Short problem >> Find each line with the string "image" and copy it.

Data lines >>
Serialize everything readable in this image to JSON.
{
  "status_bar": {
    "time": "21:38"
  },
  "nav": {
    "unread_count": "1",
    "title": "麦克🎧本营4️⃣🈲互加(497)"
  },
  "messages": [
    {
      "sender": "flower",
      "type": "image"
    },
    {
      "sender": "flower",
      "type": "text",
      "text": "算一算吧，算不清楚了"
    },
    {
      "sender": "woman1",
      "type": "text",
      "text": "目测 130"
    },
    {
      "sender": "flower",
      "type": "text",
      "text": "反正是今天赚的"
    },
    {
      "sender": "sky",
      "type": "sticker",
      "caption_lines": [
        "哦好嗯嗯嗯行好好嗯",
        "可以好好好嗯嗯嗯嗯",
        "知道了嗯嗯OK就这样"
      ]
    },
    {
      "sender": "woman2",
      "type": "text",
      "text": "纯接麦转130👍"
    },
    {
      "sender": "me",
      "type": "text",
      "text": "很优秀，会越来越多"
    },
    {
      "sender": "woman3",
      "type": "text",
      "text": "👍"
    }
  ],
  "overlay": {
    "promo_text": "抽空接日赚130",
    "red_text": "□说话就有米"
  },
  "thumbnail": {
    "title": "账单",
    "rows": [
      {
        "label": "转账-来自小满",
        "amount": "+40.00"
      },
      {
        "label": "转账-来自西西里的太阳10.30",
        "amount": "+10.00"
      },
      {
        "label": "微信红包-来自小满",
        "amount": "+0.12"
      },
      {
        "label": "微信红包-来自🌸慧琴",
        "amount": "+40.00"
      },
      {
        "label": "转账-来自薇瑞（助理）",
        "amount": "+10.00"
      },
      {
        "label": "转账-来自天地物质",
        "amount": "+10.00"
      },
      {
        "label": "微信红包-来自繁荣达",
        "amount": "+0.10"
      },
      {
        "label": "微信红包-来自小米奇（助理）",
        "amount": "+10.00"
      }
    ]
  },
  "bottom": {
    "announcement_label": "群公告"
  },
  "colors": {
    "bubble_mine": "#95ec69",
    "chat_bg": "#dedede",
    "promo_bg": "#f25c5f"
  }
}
---
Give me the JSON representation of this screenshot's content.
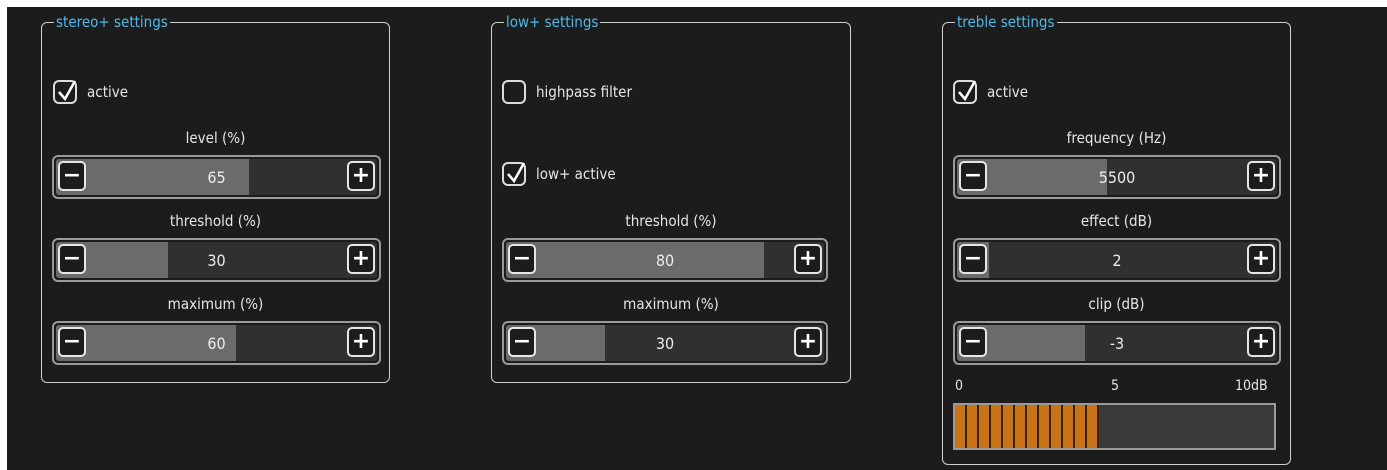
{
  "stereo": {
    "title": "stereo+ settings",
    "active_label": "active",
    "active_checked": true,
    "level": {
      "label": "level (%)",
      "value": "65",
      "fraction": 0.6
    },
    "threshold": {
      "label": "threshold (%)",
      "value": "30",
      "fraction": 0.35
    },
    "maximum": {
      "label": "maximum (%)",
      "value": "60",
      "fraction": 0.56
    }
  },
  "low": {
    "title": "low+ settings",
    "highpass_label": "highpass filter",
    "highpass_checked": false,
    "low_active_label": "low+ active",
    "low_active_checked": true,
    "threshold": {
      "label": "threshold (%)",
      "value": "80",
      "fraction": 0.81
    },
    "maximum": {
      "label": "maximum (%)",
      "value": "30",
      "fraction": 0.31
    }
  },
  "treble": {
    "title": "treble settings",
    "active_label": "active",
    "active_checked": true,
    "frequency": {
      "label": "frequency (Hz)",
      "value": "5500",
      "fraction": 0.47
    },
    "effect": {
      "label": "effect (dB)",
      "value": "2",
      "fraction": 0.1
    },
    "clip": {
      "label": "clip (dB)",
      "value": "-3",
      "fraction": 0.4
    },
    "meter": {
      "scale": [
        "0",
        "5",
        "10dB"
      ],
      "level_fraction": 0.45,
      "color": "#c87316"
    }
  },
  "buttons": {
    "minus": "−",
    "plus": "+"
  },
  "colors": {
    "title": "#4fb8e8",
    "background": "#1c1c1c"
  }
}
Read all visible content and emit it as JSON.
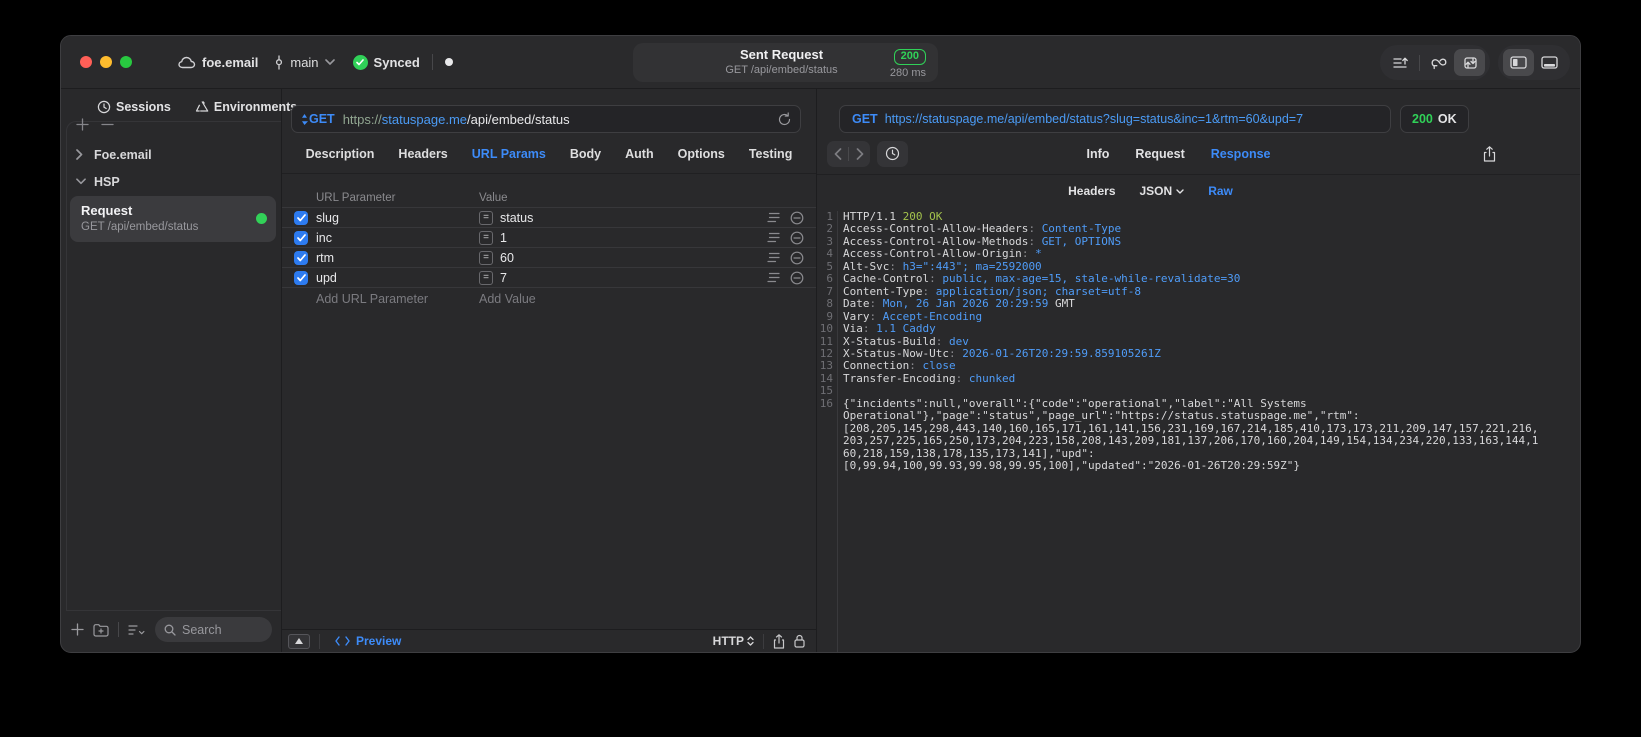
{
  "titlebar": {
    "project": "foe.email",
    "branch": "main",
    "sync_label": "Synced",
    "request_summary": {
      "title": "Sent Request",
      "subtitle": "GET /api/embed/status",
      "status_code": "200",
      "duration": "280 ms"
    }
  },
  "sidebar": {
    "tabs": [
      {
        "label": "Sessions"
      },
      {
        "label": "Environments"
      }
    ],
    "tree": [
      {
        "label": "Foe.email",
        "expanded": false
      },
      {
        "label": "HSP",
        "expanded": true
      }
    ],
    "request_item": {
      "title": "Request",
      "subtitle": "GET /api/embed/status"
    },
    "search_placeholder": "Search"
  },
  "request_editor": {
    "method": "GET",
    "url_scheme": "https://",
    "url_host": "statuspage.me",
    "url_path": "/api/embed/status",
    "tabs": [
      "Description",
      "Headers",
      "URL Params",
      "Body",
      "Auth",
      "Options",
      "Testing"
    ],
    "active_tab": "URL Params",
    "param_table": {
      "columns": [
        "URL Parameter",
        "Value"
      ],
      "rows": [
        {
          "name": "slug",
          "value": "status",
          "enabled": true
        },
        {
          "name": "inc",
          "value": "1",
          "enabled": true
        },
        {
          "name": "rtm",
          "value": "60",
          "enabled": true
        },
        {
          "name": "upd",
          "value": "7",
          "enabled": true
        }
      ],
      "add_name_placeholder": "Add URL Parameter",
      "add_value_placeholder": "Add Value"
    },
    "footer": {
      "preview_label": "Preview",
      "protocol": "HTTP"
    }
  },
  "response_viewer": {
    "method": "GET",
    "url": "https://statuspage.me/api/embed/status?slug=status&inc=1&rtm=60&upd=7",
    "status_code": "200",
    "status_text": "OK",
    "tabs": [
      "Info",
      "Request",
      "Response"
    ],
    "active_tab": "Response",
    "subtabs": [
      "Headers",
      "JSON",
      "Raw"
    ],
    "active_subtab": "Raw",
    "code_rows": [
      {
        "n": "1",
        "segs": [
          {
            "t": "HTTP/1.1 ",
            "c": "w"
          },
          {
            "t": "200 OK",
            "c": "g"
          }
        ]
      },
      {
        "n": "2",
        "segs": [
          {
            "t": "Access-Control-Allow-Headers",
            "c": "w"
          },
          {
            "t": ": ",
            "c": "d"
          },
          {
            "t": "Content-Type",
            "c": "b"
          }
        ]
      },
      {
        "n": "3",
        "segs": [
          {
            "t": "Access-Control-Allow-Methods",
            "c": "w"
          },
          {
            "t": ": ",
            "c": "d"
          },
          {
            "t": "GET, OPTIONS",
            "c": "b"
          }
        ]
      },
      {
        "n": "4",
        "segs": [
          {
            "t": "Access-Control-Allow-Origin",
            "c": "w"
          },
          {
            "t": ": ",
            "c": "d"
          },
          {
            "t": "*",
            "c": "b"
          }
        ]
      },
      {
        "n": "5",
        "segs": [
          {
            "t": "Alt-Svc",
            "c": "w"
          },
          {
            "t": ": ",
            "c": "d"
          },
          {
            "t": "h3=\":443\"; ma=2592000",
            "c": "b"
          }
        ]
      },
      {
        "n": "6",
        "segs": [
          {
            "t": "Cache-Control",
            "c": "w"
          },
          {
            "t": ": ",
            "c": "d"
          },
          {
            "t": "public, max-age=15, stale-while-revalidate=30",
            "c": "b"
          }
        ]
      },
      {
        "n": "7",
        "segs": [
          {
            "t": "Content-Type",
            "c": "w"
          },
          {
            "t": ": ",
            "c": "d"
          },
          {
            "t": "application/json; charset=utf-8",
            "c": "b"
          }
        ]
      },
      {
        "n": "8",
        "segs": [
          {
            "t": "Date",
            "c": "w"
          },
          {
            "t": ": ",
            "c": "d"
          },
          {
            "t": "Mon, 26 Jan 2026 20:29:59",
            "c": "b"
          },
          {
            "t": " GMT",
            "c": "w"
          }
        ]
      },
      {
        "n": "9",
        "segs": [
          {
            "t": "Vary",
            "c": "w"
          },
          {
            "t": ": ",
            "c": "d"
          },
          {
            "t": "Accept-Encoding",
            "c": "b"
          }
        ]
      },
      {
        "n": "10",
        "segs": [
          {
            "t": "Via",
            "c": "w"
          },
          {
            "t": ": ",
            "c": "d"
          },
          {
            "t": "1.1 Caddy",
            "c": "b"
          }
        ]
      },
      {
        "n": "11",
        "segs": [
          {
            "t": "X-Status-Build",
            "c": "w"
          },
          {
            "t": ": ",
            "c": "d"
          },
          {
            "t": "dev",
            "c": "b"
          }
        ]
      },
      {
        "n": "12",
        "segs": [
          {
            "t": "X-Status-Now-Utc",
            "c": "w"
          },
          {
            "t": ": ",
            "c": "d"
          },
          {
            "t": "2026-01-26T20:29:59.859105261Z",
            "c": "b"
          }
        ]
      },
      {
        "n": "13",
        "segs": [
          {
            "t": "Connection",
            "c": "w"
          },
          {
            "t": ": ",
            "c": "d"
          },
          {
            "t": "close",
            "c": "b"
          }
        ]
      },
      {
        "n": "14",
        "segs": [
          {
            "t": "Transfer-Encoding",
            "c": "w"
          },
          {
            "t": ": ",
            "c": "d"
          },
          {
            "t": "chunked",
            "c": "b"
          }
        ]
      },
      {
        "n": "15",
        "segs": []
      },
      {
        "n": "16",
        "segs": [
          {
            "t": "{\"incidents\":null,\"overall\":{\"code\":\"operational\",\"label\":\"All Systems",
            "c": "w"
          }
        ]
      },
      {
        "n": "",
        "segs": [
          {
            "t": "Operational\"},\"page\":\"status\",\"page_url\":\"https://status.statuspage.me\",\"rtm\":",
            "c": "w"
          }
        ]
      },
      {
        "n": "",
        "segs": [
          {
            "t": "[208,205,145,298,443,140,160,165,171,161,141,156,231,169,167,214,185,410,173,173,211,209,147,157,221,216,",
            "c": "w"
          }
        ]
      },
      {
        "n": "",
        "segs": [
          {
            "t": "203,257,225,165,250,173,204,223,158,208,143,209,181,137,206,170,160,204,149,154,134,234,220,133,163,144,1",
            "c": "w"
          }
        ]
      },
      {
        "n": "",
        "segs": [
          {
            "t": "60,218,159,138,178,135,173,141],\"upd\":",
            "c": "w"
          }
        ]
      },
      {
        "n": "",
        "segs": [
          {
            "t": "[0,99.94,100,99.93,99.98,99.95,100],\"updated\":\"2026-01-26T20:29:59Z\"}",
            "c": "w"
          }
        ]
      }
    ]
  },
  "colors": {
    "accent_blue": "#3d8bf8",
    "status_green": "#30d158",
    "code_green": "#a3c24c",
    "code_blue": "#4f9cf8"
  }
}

Solution >>
Serialize everything readable in this image to JSON.
      "type": "image"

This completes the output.